> [SET PROBLEM]:
Images should be left out, and everything else in the listing reproduced exactly.

> [RAW RECORDS]:
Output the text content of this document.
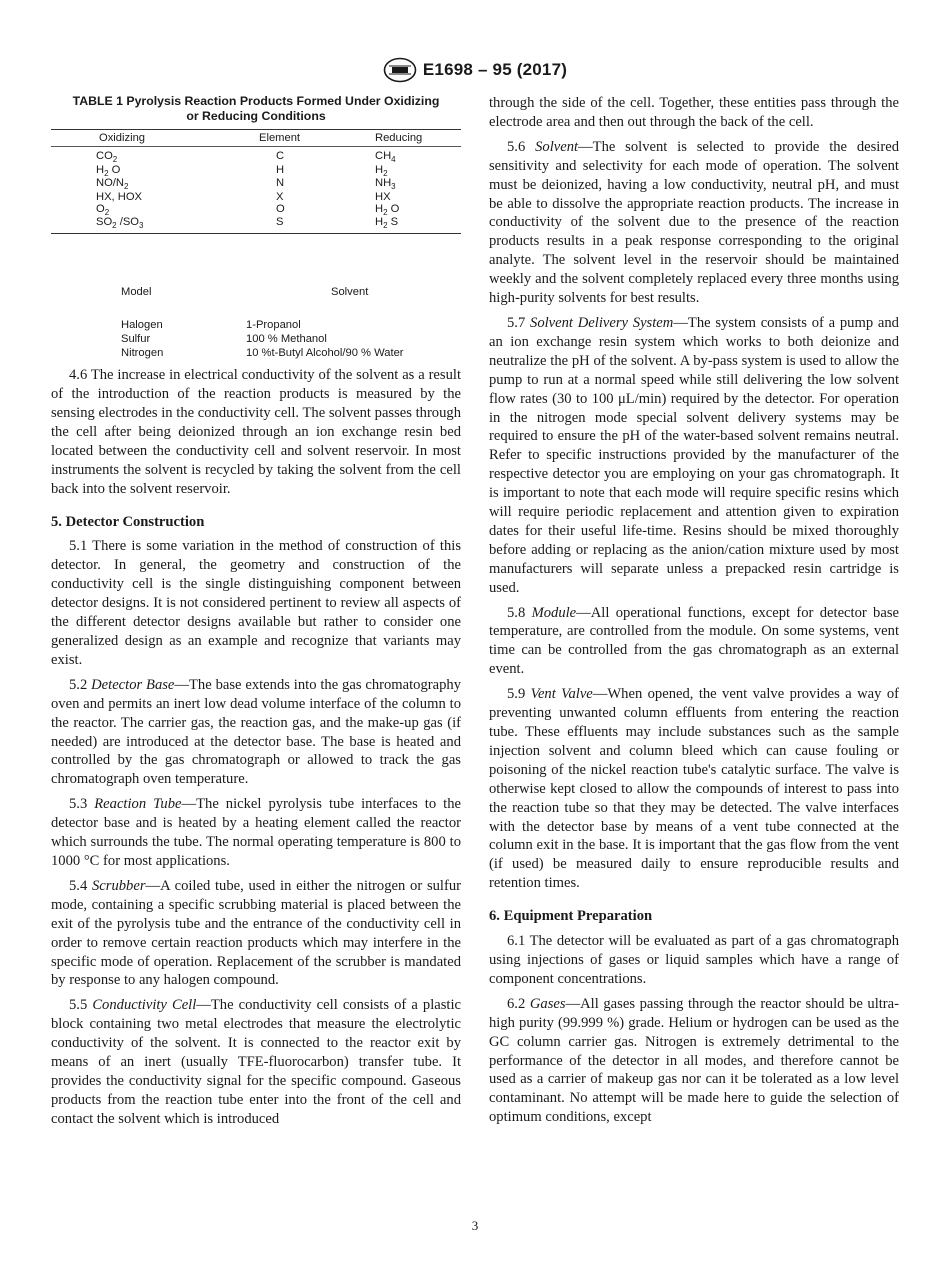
E1698 – 95 (2017)
TABLE 1 Pyrolysis Reaction Products Formed Under Oxidizing
or Reducing Conditions
Oxidizing	Element	Reducing
$CO_2$	C	$CH_4$
$H_2$ O	H	$H_2$
$NO/N_2$	N	$NH_3$
HX, HOX	X	HX
$O_2$	O	$H_2$ O
$SO_2$ $/SO_3$	S	$H_2$ S
Model	Solvent
Halogen	1-Propanol
Sulfur	100 % Methanol
Nitrogen	10 %t-Butyl Alcohol/90 % Water

4.6 The increase in electrical conductivity of the solvent as a result of the introduction of the reaction products is measured by the sensing electrodes in the conductivity cell. The solvent passes through the cell after being deionized through an ion exchange resin bed located between the conductivity cell and solvent reservoir. In most instruments the solvent is recycled by taking the solvent from the cell back into the solvent reservoir.

5. Detector Construction

5.1 There is some variation in the method of construction of this detector. In general, the geometry and construction of the conductivity cell is the single distinguishing component between detector designs. It is not considered pertinent to review all aspects of the different detector designs available but rather to consider one generalized design as an example and recognize that variants may exist.

5.2 Detector Base—The base extends into the gas chromatography oven and permits an inert low dead volume interface of the column to the reactor. The carrier gas, the reaction gas, and the make-up gas (if needed) are introduced at the detector base. The base is heated and controlled by the gas chromatograph or allowed to track the gas chromatograph oven temperature.

5.3 Reaction Tube—The nickel pyrolysis tube interfaces to the detector base and is heated by a heating element called the reactor which surrounds the tube. The normal operating temperature is 800 to 1000 °C for most applications.

5.4 Scrubber—A coiled tube, used in either the nitrogen or sulfur mode, containing a specific scrubbing material is placed between the exit of the pyrolysis tube and the entrance of the conductivity cell in order to remove certain reaction products which may interfere in the specific mode of operation. Replacement of the scrubber is mandated by response to any halogen compound.

5.5 Conductivity Cell—The conductivity cell consists of a plastic block containing two metal electrodes that measure the electrolytic conductivity of the solvent. It is connected to the reactor exit by means of an inert (usually TFE-fluorocarbon) transfer tube. It provides the conductivity signal for the specific compound. Gaseous products from the reaction tube enter into the front of the cell and contact the solvent which is introduced

through the side of the cell. Together, these entities pass through the electrode area and then out through the back of the cell.

5.6 Solvent—The solvent is selected to provide the desired sensitivity and selectivity for each mode of operation. The solvent must be deionized, having a low conductivity, neutral pH, and must be able to dissolve the appropriate reaction products. The increase in conductivity of the solvent due to the presence of the reaction products results in a peak response corresponding to the original analyte. The solvent level in the reservoir should be maintained weekly and the solvent completely replaced every three months using high-purity solvents for best results.

5.7 Solvent Delivery System—The system consists of a pump and an ion exchange resin system which works to both deionize and neutralize the pH of the solvent. A by-pass system is used to allow the pump to run at a normal speed while still delivering the low solvent flow rates (30 to 100 μL/min) required by the detector. For operation in the nitrogen mode special solvent delivery systems may be required to ensure the pH of the water-based solvent remains neutral. Refer to specific instructions provided by the manufacturer of the respective detector you are employing on your gas chromatograph. It is important to note that each mode will require specific resins which will require periodic replacement and attention given to expiration dates for their useful life-time. Resins should be mixed thoroughly before adding or replacing as the anion/cation mixture used by most manufacturers will separate unless a prepacked resin cartridge is used.

5.8 Module—All operational functions, except for detector base temperature, are controlled from the module. On some systems, vent time can be controlled from the gas chromatograph as an external event.

5.9 Vent Valve—When opened, the vent valve provides a way of preventing unwanted column effluents from entering the reaction tube. These effluents may include substances such as the sample injection solvent and column bleed which can cause fouling or poisoning of the nickel reaction tube's catalytic surface. The valve is otherwise kept closed to allow the compounds of interest to pass into the reaction tube so that they may be detected. The valve interfaces with the detector base by means of a vent tube connected at the column exit in the base. It is important that the gas flow from the vent (if used) be measured daily to ensure reproducible results and retention times.

6. Equipment Preparation

6.1 The detector will be evaluated as part of a gas chromatograph using injections of gases or liquid samples which have a range of component concentrations.

6.2 Gases—All gases passing through the reactor should be ultra-high purity (99.999 %) grade. Helium or hydrogen can be used as the GC column carrier gas. Nitrogen is extremely detrimental to the performance of the detector in all modes, and therefore cannot be used as a carrier of makeup gas nor can it be tolerated as a low level contaminant. No attempt will be made here to guide the selection of optimum conditions, except

3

> [TASK RESPONSE]:
Output the text content of this document.
E1698 – 95 (2017)
TABLE 1 Pyrolysis Reaction Products Formed Under Oxidizing
or Reducing Conditions
Oxidizing	Element	Reducing
$CO_2$	C	$CH_4$
$H_2$ O	H	$H_2$
$NO/N_2$	N	$NH_3$
HX, HOX	X	HX
$O_2$	O	$H_2$ O
$SO_2$ $/SO_3$	S	$H_2$ S
Model	Solvent
Halogen	1-Propanol
Sulfur	100 % Methanol
Nitrogen	10 %t-Butyl Alcohol/90 % Water

4.6 The increase in electrical conductivity of the solvent as a result of the introduction of the reaction products is measured by the sensing electrodes in the conductivity cell. The solvent passes through the cell after being deionized through an ion exchange resin bed located between the conductivity cell and solvent reservoir. In most instruments the solvent is recycled by taking the solvent from the cell back into the solvent reservoir.

5. Detector Construction

5.1 There is some variation in the method of construction of this detector. In general, the geometry and construction of the conductivity cell is the single distinguishing component between detector designs. It is not considered pertinent to review all aspects of the different detector designs available but rather to consider one generalized design as an example and recognize that variants may exist.

5.2 Detector Base—The base extends into the gas chromatography oven and permits an inert low dead volume interface of the column to the reactor. The carrier gas, the reaction gas, and the make-up gas (if needed) are introduced at the detector base. The base is heated and controlled by the gas chromatograph or allowed to track the gas chromatograph oven temperature.

5.3 Reaction Tube—The nickel pyrolysis tube interfaces to the detector base and is heated by a heating element called the reactor which surrounds the tube. The normal operating temperature is 800 to 1000 °C for most applications.

5.4 Scrubber—A coiled tube, used in either the nitrogen or sulfur mode, containing a specific scrubbing material is placed between the exit of the pyrolysis tube and the entrance of the conductivity cell in order to remove certain reaction products which may interfere in the specific mode of operation. Replacement of the scrubber is mandated by response to any halogen compound.

5.5 Conductivity Cell—The conductivity cell consists of a plastic block containing two metal electrodes that measure the electrolytic conductivity of the solvent. It is connected to the reactor exit by means of an inert (usually TFE-fluorocarbon) transfer tube. It provides the conductivity signal for the specific compound. Gaseous products from the reaction tube enter into the front of the cell and contact the solvent which is introduced

through the side of the cell. Together, these entities pass through the electrode area and then out through the back of the cell.

5.6 Solvent—The solvent is selected to provide the desired sensitivity and selectivity for each mode of operation. The solvent must be deionized, having a low conductivity, neutral pH, and must be able to dissolve the appropriate reaction products. The increase in conductivity of the solvent due to the presence of the reaction products results in a peak response corresponding to the original analyte. The solvent level in the reservoir should be maintained weekly and the solvent completely replaced every three months using high-purity solvents for best results.

5.7 Solvent Delivery System—The system consists of a pump and an ion exchange resin system which works to both deionize and neutralize the pH of the solvent. A by-pass system is used to allow the pump to run at a normal speed while still delivering the low solvent flow rates (30 to 100 μL/min) required by the detector. For operation in the nitrogen mode special solvent delivery systems may be required to ensure the pH of the water-based solvent remains neutral. Refer to specific instructions provided by the manufacturer of the respective detector you are employing on your gas chromatograph. It is important to note that each mode will require specific resins which will require periodic replacement and attention given to expiration dates for their useful life-time. Resins should be mixed thoroughly before adding or replacing as the anion/cation mixture used by most manufacturers will separate unless a prepacked resin cartridge is used.

5.8 Module—All operational functions, except for detector base temperature, are controlled from the module. On some systems, vent time can be controlled from the gas chromatograph as an external event.

5.9 Vent Valve—When opened, the vent valve provides a way of preventing unwanted column effluents from entering the reaction tube. These effluents may include substances such as the sample injection solvent and column bleed which can cause fouling or poisoning of the nickel reaction tube's catalytic surface. The valve is otherwise kept closed to allow the compounds of interest to pass into the reaction tube so that they may be detected. The valve interfaces with the detector base by means of a vent tube connected at the column exit in the base. It is important that the gas flow from the vent (if used) be measured daily to ensure reproducible results and retention times.

6. Equipment Preparation

6.1 The detector will be evaluated as part of a gas chromatograph using injections of gases or liquid samples which have a range of component concentrations.

6.2 Gases—All gases passing through the reactor should be ultra-high purity (99.999 %) grade. Helium or hydrogen can be used as the GC column carrier gas. Nitrogen is extremely detrimental to the performance of the detector in all modes, and therefore cannot be used as a carrier of makeup gas nor can it be tolerated as a low level contaminant. No attempt will be made here to guide the selection of optimum conditions, except

3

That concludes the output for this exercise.